Objective>
Copy each line holding the string "rain".
** start Data section **
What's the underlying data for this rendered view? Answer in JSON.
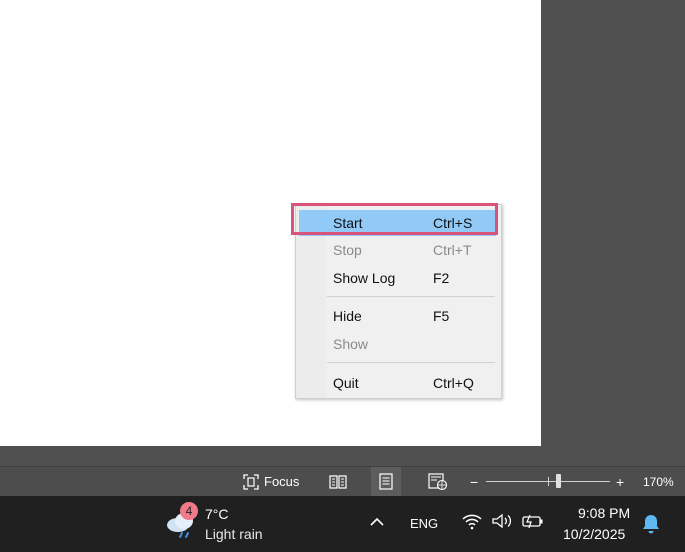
{
  "context_menu": {
    "items": [
      {
        "label": "Start",
        "shortcut": "Ctrl+S",
        "enabled": true,
        "highlighted": true
      },
      {
        "label": "Stop",
        "shortcut": "Ctrl+T",
        "enabled": false
      },
      {
        "label": "Show Log",
        "shortcut": "F2",
        "enabled": true
      },
      {
        "label": "Hide",
        "shortcut": "F5",
        "enabled": true
      },
      {
        "label": "Show",
        "shortcut": "",
        "enabled": false
      },
      {
        "label": "Quit",
        "shortcut": "Ctrl+Q",
        "enabled": true
      }
    ],
    "highlight_color": "#91c9f7",
    "focus_ring_color": "#d9547a"
  },
  "status_bar": {
    "focus_label": "Focus",
    "zoom_minus": "−",
    "zoom_plus": "+",
    "zoom_level": "170%"
  },
  "taskbar": {
    "weather": {
      "badge": "4",
      "temperature": "7°C",
      "condition": "Light rain",
      "icon": "weather-cloud-rain-icon"
    },
    "language": "ENG",
    "time": "9:08 PM",
    "date": "10/2/2025",
    "tray_icons": [
      "chevron-up-icon",
      "wifi-icon",
      "volume-icon",
      "battery-icon",
      "bell-icon"
    ]
  }
}
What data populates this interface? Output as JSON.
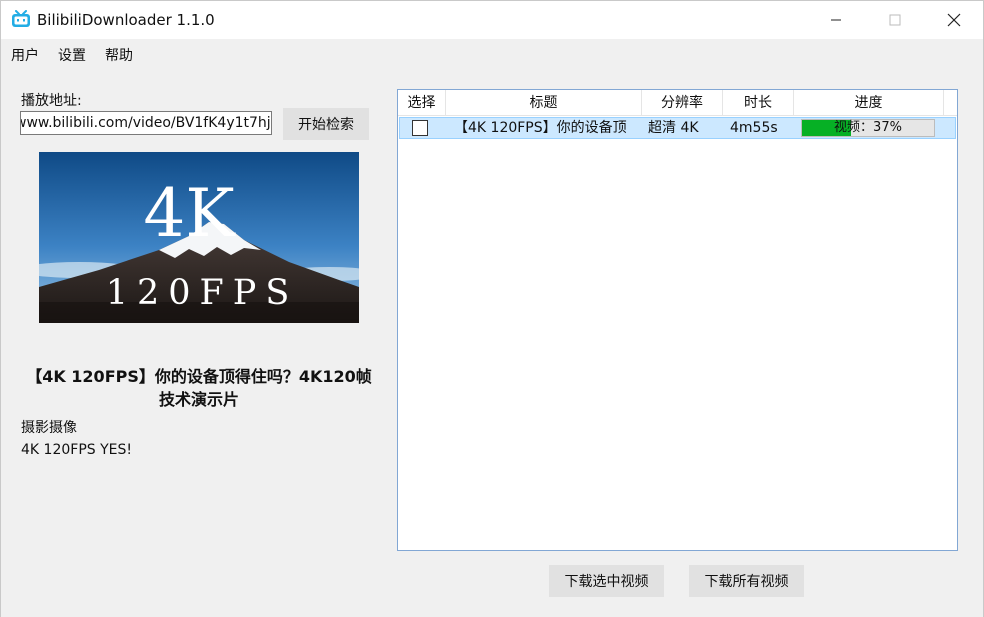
{
  "window": {
    "title": "BilibiliDownloader 1.1.0"
  },
  "menu": {
    "items": [
      "用户",
      "设置",
      "帮助"
    ]
  },
  "left": {
    "url_label": "播放地址:",
    "url_value": "www.bilibili.com/video/BV1fK4y1t7hj",
    "search_button": "开始检索",
    "thumbnail": {
      "line1": "4K",
      "line2": "120FPS"
    },
    "video_title": "【4K 120FPS】你的设备顶得住吗？4K120帧技术演示片",
    "category": "摄影摄像",
    "description": "4K 120FPS YES!"
  },
  "table": {
    "headers": [
      "选择",
      "标题",
      "分辨率",
      "时长",
      "进度"
    ],
    "rows": [
      {
        "checked": false,
        "title": "【4K 120FPS】你的设备顶",
        "resolution": "超清 4K",
        "duration": "4m55s",
        "progress_label": "视频：37%",
        "progress": 37
      }
    ]
  },
  "buttons": {
    "download_selected": "下载选中视频",
    "download_all": "下载所有视频"
  },
  "colors": {
    "accent_selection": "#cce8ff",
    "progress_fill": "#06b025",
    "bilibili_icon": "#23ade5"
  }
}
** end Data section **
Solution for this exercise>
      "condition": "Light rain",
      "icon": "weather-cloud-rain-icon"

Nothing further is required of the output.